# Work instructions
Take the line with "Extract all readable text from this page." and every line after it, through the end of the listing, and give them again exactly, pictures excluded.
= = = = =
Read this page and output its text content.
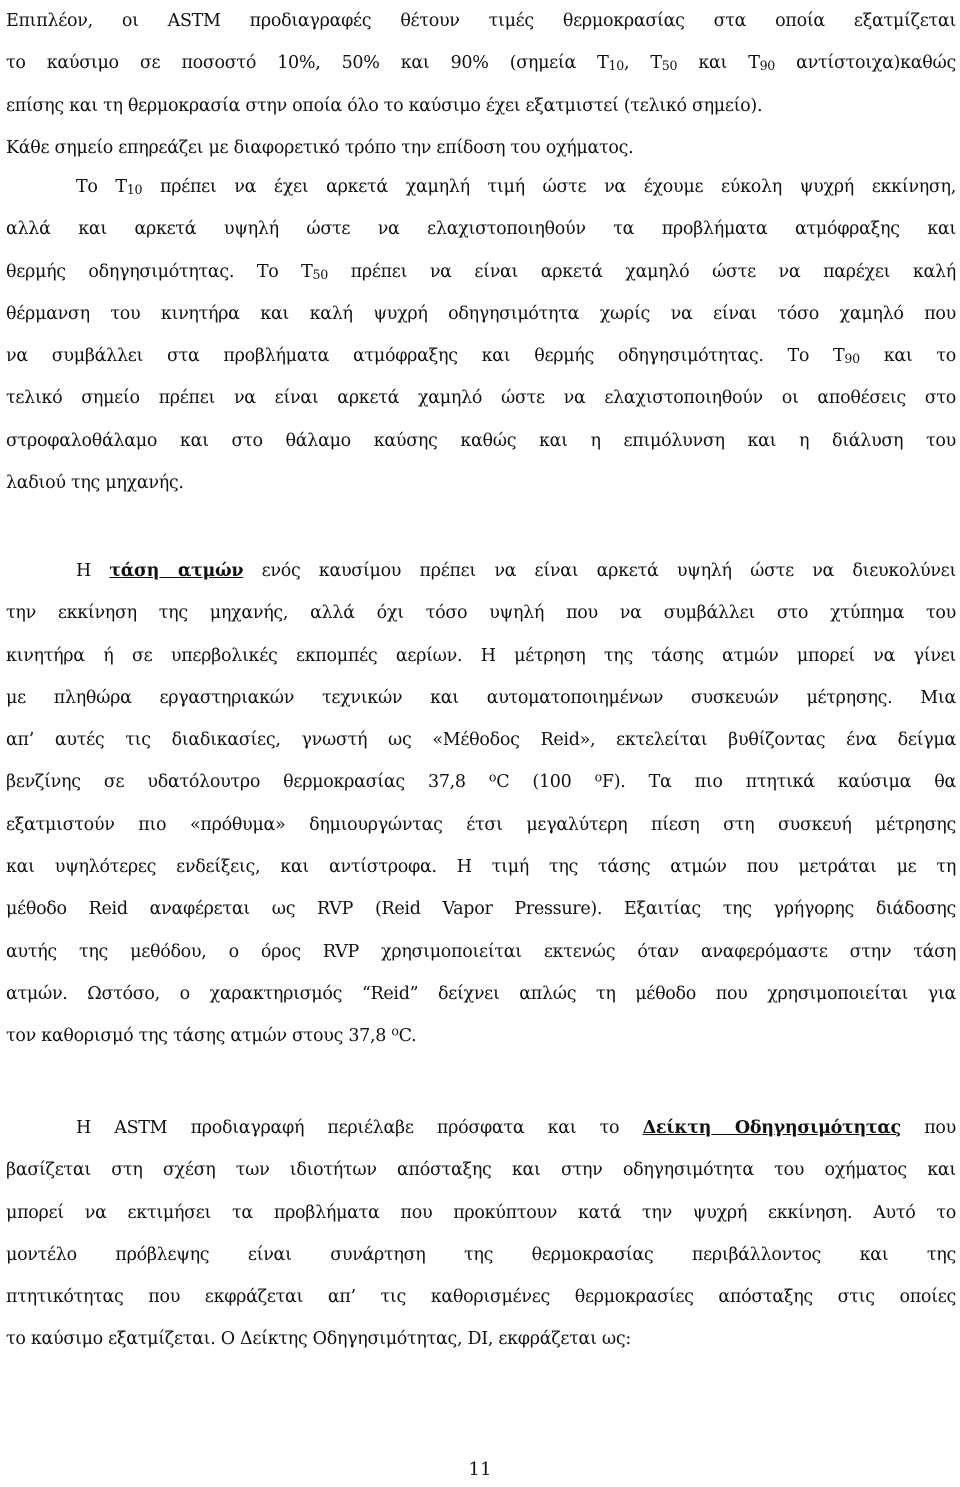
Επιπλέον, οι ASTM προδιαγραφές θέτουν τιμές θερμοκρασίας στα οποία εξατμίζεται
το καύσιμο σε ποσοστό 10%, 50% και 90% (σημεία $T_{10}$, $T_{50}$ και $T_{90}$ αντίστοιχα)καθώς
επίσης και τη θερμοκρασία στην οποία όλο το καύσιμο έχει εξατμιστεί (τελικό σημείο).
Κάθε σημείο επηρεάζει με διαφορετικό τρόπο την επίδοση του οχήματος.
Το $T_{10}$ πρέπει να έχει αρκετά χαμηλή τιμή ώστε να έχουμε εύκολη ψυχρή εκκίνηση,
αλλά και αρκετά υψηλή ώστε να ελαχιστοποιηθούν τα προβλήματα ατμόφραξης και
θερμής οδηγησιμότητας. Το $T_{50}$ πρέπει να είναι αρκετά χαμηλό ώστε να παρέχει καλή
θέρμανση του κινητήρα και καλή ψυχρή οδηγησιμότητα χωρίς να είναι τόσο χαμηλό που
να συμβάλλει στα προβλήματα ατμόφραξης και θερμής οδηγησιμότητας. Το $T_{90}$ και το
τελικό σημείο πρέπει να είναι αρκετά χαμηλό ώστε να ελαχιστοποιηθούν οι αποθέσεις στο
στροφαλοθάλαμο και στο θάλαμο καύσης καθώς και η επιμόλυνση και η διάλυση του
λαδιού της μηχανής.
Η τάση ατμών ενός καυσίμου πρέπει να είναι αρκετά υψηλή ώστε να διευκολύνει
την εκκίνηση της μηχανής, αλλά όχι τόσο υψηλή που να συμβάλλει στο χτύπημα του
κινητήρα ή σε υπερβολικές εκπομπές αερίων. Η μέτρηση της τάσης ατμών μπορεί να γίνει
με πληθώρα εργαστηριακών τεχνικών και αυτοματοποιημένων συσκευών μέτρησης. Μια
απ’ αυτές τις διαδικασίες, γνωστή ως «Μέθοδος Reid», εκτελείται βυθίζοντας ένα δείγμα
βενζίνης σε υδατόλουτρο θερμοκρασίας 37,8 $^o$C (100 $^o$F). Τα πιο πτητικά καύσιμα θα
εξατμιστούν πιο «πρόθυμα» δημιουργώντας έτσι μεγαλύτερη πίεση στη συσκευή μέτρησης
και υψηλότερες ενδείξεις, και αντίστροφα. Η τιμή της τάσης ατμών που μετράται με τη
μέθοδο Reid αναφέρεται ως RVP (Reid Vapor Pressure). Εξαιτίας της γρήγορης διάδοσης
αυτής της μεθόδου, ο όρος RVP χρησιμοποιείται εκτενώς όταν αναφερόμαστε στην τάση
ατμών. Ωστόσο, ο χαρακτηρισμός “Reid” δείχνει απλώς τη μέθοδο που χρησιμοποιείται για
τον καθορισμό της τάσης ατμών στους 37,8 $^o$C.
Η ASTM προδιαγραφή περιέλαβε πρόσφατα και το Δείκτη Οδηγησιμότητας που
βασίζεται στη σχέση των ιδιοτήτων απόσταξης και στην οδηγησιμότητα του οχήματος και
μπορεί να εκτιμήσει τα προβλήματα που προκύπτουν κατά την ψυχρή εκκίνηση. Αυτό το
μοντέλο πρόβλεψης είναι συνάρτηση της θερμοκρασίας περιβάλλοντος και της
πτητικότητας που εκφράζεται απ’ τις καθορισμένες θερμοκρασίες απόσταξης στις οποίες
το καύσιμο εξατμίζεται. Ο Δείκτης Οδηγησιμότητας, DI, εκφράζεται ως:
11
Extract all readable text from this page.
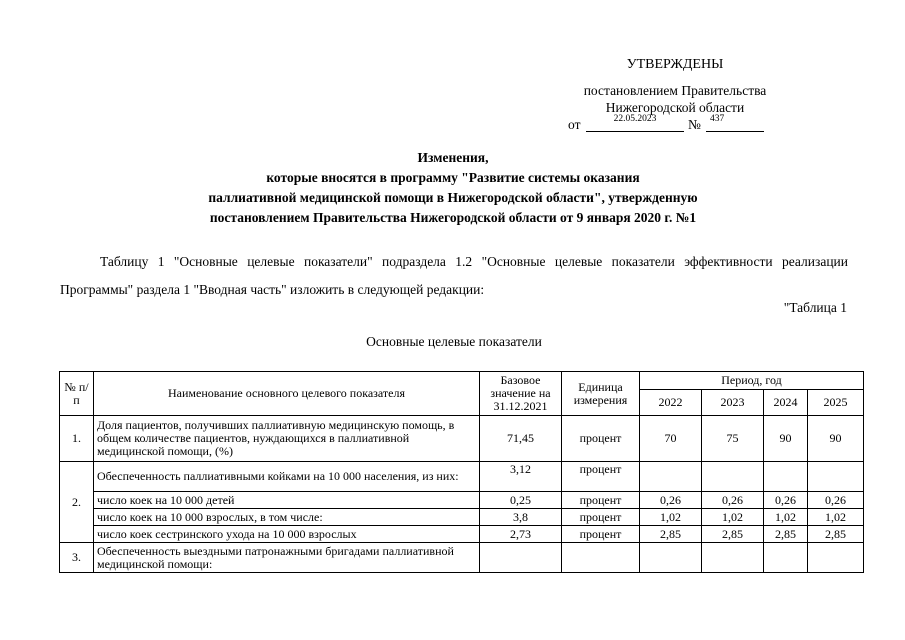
УТВЕРЖДЕНЫ
постановлением Правительства
Нижегородской области
от	22.05.2023	№ 437
Изменения,
которые вносятся в программу "Развитие системы оказания
паллиативной медицинской помощи в Нижегородской области", утвержденную
постановлением Правительства Нижегородской области от 9 января 2020 г. №1
Таблицу 1 "Основные целевые показатели" подраздела 1.2 "Основные целевые показатели эффективности реализации Программы" раздела 1 "Вводная часть" изложить в следующей редакции:
"Таблица 1
Основные целевые показатели
№ п/п	Наименование основного целевого показателя	Базовое значение на 31.12.2021	Единица измерения	Период, год			
				2022	2023	2024	2025
1.	Доля пациентов, получивших паллиативную медицинскую помощь, в общем количестве пациентов, нуждающихся в паллиативной медицинской помощи, (%)	71,45	процент	70	75	90	90
2.	Обеспеченность паллиативными койками на 10 000 населения, из них:	3,12	процент				
	число коек на 10 000 детей	0,25	процент	0,26	0,26	0,26	0,26
	число коек на 10 000 взрослых, в том числе:	3,8	процент	1,02	1,02	1,02	1,02
	число коек сестринского ухода на 10 000 взрослых	2,73	процент	2,85	2,85	2,85	2,85
3.	Обеспеченность выездными патронажными бригадами паллиативной медицинской помощи:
= = = = =
# Solution to the problem
Extract all readable text from this page.
УТВЕРЖДЕНЫ
постановлением Правительства
Нижегородской области
от	22.05.2023	№ 437
Изменения,
которые вносятся в программу "Развитие системы оказания
паллиативной медицинской помощи в Нижегородской области", утвержденную
постановлением Правительства Нижегородской области от 9 января 2020 г. №1
Таблицу 1 "Основные целевые показатели" подраздела 1.2 "Основные целевые показатели эффективности реализации Программы" раздела 1 "Вводная часть" изложить в следующей редакции:
"Таблица 1
Основные целевые показатели
№ п/п	Наименование основного целевого показателя	Базовое значение на 31.12.2021	Единица измерения	Период, год			
				2022	2023	2024	2025
1.	Доля пациентов, получивших паллиативную медицинскую помощь, в общем количестве пациентов, нуждающихся в паллиативной медицинской помощи, (%)	71,45	процент	70	75	90	90
2.	Обеспеченность паллиативными койками на 10 000 населения, из них:	3,12	процент				
	число коек на 10 000 детей	0,25	процент	0,26	0,26	0,26	0,26
	число коек на 10 000 взрослых, в том числе:	3,8	процент	1,02	1,02	1,02	1,02
	число коек сестринского ухода на 10 000 взрослых	2,73	процент	2,85	2,85	2,85	2,85
3.	Обеспеченность выездными патронажными бригадами паллиативной медицинской помощи:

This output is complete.